§ Task to complete:
Take the data below and repeat it exactly.

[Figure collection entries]
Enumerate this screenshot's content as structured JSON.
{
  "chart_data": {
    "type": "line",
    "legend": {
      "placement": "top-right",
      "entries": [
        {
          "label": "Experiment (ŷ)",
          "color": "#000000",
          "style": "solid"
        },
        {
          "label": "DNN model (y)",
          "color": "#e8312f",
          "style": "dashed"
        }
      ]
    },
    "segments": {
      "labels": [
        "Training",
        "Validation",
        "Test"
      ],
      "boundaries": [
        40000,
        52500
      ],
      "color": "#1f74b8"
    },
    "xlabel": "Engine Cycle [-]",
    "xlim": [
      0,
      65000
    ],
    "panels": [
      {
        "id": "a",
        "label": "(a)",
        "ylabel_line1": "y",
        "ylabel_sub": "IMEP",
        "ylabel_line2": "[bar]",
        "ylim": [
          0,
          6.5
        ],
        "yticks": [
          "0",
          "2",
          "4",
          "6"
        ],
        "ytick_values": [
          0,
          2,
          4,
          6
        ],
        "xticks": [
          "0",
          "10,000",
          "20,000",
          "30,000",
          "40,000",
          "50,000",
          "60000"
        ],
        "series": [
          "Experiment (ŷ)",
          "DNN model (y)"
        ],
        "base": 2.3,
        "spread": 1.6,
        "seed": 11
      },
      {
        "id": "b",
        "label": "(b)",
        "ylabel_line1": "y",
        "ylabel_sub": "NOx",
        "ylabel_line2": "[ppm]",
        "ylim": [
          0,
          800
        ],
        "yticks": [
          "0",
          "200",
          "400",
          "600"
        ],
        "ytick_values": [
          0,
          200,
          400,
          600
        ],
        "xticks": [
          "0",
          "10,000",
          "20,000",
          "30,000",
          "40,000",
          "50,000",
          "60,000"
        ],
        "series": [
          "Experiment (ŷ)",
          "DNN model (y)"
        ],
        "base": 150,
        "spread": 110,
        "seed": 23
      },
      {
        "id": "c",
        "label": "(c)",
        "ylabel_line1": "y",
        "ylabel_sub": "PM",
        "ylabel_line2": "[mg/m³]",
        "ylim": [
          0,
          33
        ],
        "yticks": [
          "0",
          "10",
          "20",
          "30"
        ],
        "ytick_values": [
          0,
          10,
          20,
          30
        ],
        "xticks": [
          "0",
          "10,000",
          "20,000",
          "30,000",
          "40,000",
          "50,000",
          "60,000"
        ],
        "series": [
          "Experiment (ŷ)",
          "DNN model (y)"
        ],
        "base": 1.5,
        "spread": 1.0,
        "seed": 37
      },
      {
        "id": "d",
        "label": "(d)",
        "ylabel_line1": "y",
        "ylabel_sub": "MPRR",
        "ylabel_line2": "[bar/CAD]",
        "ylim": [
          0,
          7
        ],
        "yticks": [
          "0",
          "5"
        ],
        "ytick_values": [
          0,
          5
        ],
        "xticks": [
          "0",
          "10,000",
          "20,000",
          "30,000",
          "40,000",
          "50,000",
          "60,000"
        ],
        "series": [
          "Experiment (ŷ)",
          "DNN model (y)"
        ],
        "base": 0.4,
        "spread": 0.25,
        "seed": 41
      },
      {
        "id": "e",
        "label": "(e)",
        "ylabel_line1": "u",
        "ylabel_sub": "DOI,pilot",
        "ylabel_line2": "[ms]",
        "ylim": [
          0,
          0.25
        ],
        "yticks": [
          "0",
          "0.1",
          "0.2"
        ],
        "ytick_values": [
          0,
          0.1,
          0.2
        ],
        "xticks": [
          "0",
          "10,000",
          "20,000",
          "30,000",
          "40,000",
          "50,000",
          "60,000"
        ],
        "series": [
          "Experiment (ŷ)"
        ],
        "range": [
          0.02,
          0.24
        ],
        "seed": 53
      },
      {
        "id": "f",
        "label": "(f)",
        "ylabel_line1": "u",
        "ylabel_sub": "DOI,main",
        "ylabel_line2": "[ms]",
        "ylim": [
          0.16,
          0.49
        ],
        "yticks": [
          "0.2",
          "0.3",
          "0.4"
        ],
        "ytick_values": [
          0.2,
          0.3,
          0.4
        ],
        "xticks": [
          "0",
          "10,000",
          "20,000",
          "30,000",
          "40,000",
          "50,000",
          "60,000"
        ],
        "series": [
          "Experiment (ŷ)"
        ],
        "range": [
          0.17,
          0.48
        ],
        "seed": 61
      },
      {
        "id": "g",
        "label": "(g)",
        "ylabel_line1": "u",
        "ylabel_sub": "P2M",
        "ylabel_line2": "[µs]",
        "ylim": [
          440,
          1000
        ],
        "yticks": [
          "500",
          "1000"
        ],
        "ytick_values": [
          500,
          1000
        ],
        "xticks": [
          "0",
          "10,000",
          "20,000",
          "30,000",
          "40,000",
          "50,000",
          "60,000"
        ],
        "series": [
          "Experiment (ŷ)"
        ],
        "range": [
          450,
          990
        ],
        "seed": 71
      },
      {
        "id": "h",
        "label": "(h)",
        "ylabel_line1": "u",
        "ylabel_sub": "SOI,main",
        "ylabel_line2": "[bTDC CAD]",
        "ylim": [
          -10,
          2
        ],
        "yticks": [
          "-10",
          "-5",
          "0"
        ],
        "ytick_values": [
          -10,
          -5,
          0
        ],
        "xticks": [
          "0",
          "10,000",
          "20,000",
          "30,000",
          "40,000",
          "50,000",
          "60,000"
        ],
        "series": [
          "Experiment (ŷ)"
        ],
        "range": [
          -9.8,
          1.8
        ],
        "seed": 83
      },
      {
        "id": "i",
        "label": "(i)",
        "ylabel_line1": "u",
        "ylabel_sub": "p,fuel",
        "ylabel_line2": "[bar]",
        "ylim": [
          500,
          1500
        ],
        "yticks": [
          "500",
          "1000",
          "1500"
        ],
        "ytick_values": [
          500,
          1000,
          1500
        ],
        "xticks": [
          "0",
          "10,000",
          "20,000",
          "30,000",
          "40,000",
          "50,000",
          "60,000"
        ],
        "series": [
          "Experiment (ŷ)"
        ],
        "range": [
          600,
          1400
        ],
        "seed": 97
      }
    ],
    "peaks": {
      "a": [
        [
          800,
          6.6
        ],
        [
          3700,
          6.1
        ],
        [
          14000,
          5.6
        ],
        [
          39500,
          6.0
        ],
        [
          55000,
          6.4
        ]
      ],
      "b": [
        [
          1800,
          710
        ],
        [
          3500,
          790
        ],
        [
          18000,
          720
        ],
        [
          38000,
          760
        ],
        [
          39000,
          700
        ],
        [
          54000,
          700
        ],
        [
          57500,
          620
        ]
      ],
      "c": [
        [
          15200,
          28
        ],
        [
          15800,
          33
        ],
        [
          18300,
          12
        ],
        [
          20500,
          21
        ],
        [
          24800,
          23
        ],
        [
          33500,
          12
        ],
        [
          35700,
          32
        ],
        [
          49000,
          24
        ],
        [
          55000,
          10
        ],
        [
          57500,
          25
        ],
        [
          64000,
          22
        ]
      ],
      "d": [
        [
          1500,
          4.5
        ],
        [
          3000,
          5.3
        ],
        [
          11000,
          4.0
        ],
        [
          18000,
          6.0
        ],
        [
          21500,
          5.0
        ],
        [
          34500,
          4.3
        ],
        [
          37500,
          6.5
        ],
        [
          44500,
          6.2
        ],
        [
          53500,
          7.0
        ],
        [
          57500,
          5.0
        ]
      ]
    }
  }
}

§ Result of this exercise:
Enumerate this screenshot's content as structured JSON.
{
  "chart_data": {
    "type": "line",
    "legend": {
      "placement": "top-right",
      "entries": [
        {
          "label": "Experiment (ŷ)",
          "color": "#000000",
          "style": "solid"
        },
        {
          "label": "DNN model (y)",
          "color": "#e8312f",
          "style": "dashed"
        }
      ]
    },
    "segments": {
      "labels": [
        "Training",
        "Validation",
        "Test"
      ],
      "boundaries": [
        40000,
        52500
      ],
      "color": "#1f74b8"
    },
    "xlabel": "Engine Cycle [-]",
    "xlim": [
      0,
      65000
    ],
    "panels": [
      {
        "id": "a",
        "label": "(a)",
        "ylabel_line1": "y",
        "ylabel_sub": "IMEP",
        "ylabel_line2": "[bar]",
        "ylim": [
          0,
          6.5
        ],
        "yticks": [
          "0",
          "2",
          "4",
          "6"
        ],
        "ytick_values": [
          0,
          2,
          4,
          6
        ],
        "xticks": [
          "0",
          "10,000",
          "20,000",
          "30,000",
          "40,000",
          "50,000",
          "60000"
        ],
        "series": [
          "Experiment (ŷ)",
          "DNN model (y)"
        ],
        "base": 2.3,
        "spread": 1.6,
        "seed": 11
      },
      {
        "id": "b",
        "label": "(b)",
        "ylabel_line1": "y",
        "ylabel_sub": "NOx",
        "ylabel_line2": "[ppm]",
        "ylim": [
          0,
          800
        ],
        "yticks": [
          "0",
          "200",
          "400",
          "600"
        ],
        "ytick_values": [
          0,
          200,
          400,
          600
        ],
        "xticks": [
          "0",
          "10,000",
          "20,000",
          "30,000",
          "40,000",
          "50,000",
          "60,000"
        ],
        "series": [
          "Experiment (ŷ)",
          "DNN model (y)"
        ],
        "base": 150,
        "spread": 110,
        "seed": 23
      },
      {
        "id": "c",
        "label": "(c)",
        "ylabel_line1": "y",
        "ylabel_sub": "PM",
        "ylabel_line2": "[mg/m³]",
        "ylim": [
          0,
          33
        ],
        "yticks": [
          "0",
          "10",
          "20",
          "30"
        ],
        "ytick_values": [
          0,
          10,
          20,
          30
        ],
        "xticks": [
          "0",
          "10,000",
          "20,000",
          "30,000",
          "40,000",
          "50,000",
          "60,000"
        ],
        "series": [
          "Experiment (ŷ)",
          "DNN model (y)"
        ],
        "base": 1.5,
        "spread": 1.0,
        "seed": 37
      },
      {
        "id": "d",
        "label": "(d)",
        "ylabel_line1": "y",
        "ylabel_sub": "MPRR",
        "ylabel_line2": "[bar/CAD]",
        "ylim": [
          0,
          7
        ],
        "yticks": [
          "0",
          "5"
        ],
        "ytick_values": [
          0,
          5
        ],
        "xticks": [
          "0",
          "10,000",
          "20,000",
          "30,000",
          "40,000",
          "50,000",
          "60,000"
        ],
        "series": [
          "Experiment (ŷ)",
          "DNN model (y)"
        ],
        "base": 0.4,
        "spread": 0.25,
        "seed": 41
      },
      {
        "id": "e",
        "label": "(e)",
        "ylabel_line1": "u",
        "ylabel_sub": "DOI,pilot",
        "ylabel_line2": "[ms]",
        "ylim": [
          0,
          0.25
        ],
        "yticks": [
          "0",
          "0.1",
          "0.2"
        ],
        "ytick_values": [
          0,
          0.1,
          0.2
        ],
        "xticks": [
          "0",
          "10,000",
          "20,000",
          "30,000",
          "40,000",
          "50,000",
          "60,000"
        ],
        "series": [
          "Experiment (ŷ)"
        ],
        "range": [
          0.02,
          0.24
        ],
        "seed": 53
      },
      {
        "id": "f",
        "label": "(f)",
        "ylabel_line1": "u",
        "ylabel_sub": "DOI,main",
        "ylabel_line2": "[ms]",
        "ylim": [
          0.16,
          0.49
        ],
        "yticks": [
          "0.2",
          "0.3",
          "0.4"
        ],
        "ytick_values": [
          0.2,
          0.3,
          0.4
        ],
        "xticks": [
          "0",
          "10,000",
          "20,000",
          "30,000",
          "40,000",
          "50,000",
          "60,000"
        ],
        "series": [
          "Experiment (ŷ)"
        ],
        "range": [
          0.17,
          0.48
        ],
        "seed": 61
      },
      {
        "id": "g",
        "label": "(g)",
        "ylabel_line1": "u",
        "ylabel_sub": "P2M",
        "ylabel_line2": "[µs]",
        "ylim": [
          440,
          1000
        ],
        "yticks": [
          "500",
          "1000"
        ],
        "ytick_values": [
          500,
          1000
        ],
        "xticks": [
          "0",
          "10,000",
          "20,000",
          "30,000",
          "40,000",
          "50,000",
          "60,000"
        ],
        "series": [
          "Experiment (ŷ)"
        ],
        "range": [
          450,
          990
        ],
        "seed": 71
      },
      {
        "id": "h",
        "label": "(h)",
        "ylabel_line1": "u",
        "ylabel_sub": "SOI,main",
        "ylabel_line2": "[bTDC CAD]",
        "ylim": [
          -10,
          2
        ],
        "yticks": [
          "-10",
          "-5",
          "0"
        ],
        "ytick_values": [
          -10,
          -5,
          0
        ],
        "xticks": [
          "0",
          "10,000",
          "20,000",
          "30,000",
          "40,000",
          "50,000",
          "60,000"
        ],
        "series": [
          "Experiment (ŷ)"
        ],
        "range": [
          -9.8,
          1.8
        ],
        "seed": 83
      },
      {
        "id": "i",
        "label": "(i)",
        "ylabel_line1": "u",
        "ylabel_sub": "p,fuel",
        "ylabel_line2": "[bar]",
        "ylim": [
          500,
          1500
        ],
        "yticks": [
          "500",
          "1000",
          "1500"
        ],
        "ytick_values": [
          500,
          1000,
          1500
        ],
        "xticks": [
          "0",
          "10,000",
          "20,000",
          "30,000",
          "40,000",
          "50,000",
          "60,000"
        ],
        "series": [
          "Experiment (ŷ)"
        ],
        "range": [
          600,
          1400
        ],
        "seed": 97
      }
    ],
    "peaks": {
      "a": [
        [
          800,
          6.6
        ],
        [
          3700,
          6.1
        ],
        [
          14000,
          5.6
        ],
        [
          39500,
          6.0
        ],
        [
          55000,
          6.4
        ]
      ],
      "b": [
        [
          1800,
          710
        ],
        [
          3500,
          790
        ],
        [
          18000,
          720
        ],
        [
          38000,
          760
        ],
        [
          39000,
          700
        ],
        [
          54000,
          700
        ],
        [
          57500,
          620
        ]
      ],
      "c": [
        [
          15200,
          28
        ],
        [
          15800,
          33
        ],
        [
          18300,
          12
        ],
        [
          20500,
          21
        ],
        [
          24800,
          23
        ],
        [
          33500,
          12
        ],
        [
          35700,
          32
        ],
        [
          49000,
          24
        ],
        [
          55000,
          10
        ],
        [
          57500,
          25
        ],
        [
          64000,
          22
        ]
      ],
      "d": [
        [
          1500,
          4.5
        ],
        [
          3000,
          5.3
        ],
        [
          11000,
          4.0
        ],
        [
          18000,
          6.0
        ],
        [
          21500,
          5.0
        ],
        [
          34500,
          4.3
        ],
        [
          37500,
          6.5
        ],
        [
          44500,
          6.2
        ],
        [
          53500,
          7.0
        ],
        [
          57500,
          5.0
        ]
      ]
    }
  }
}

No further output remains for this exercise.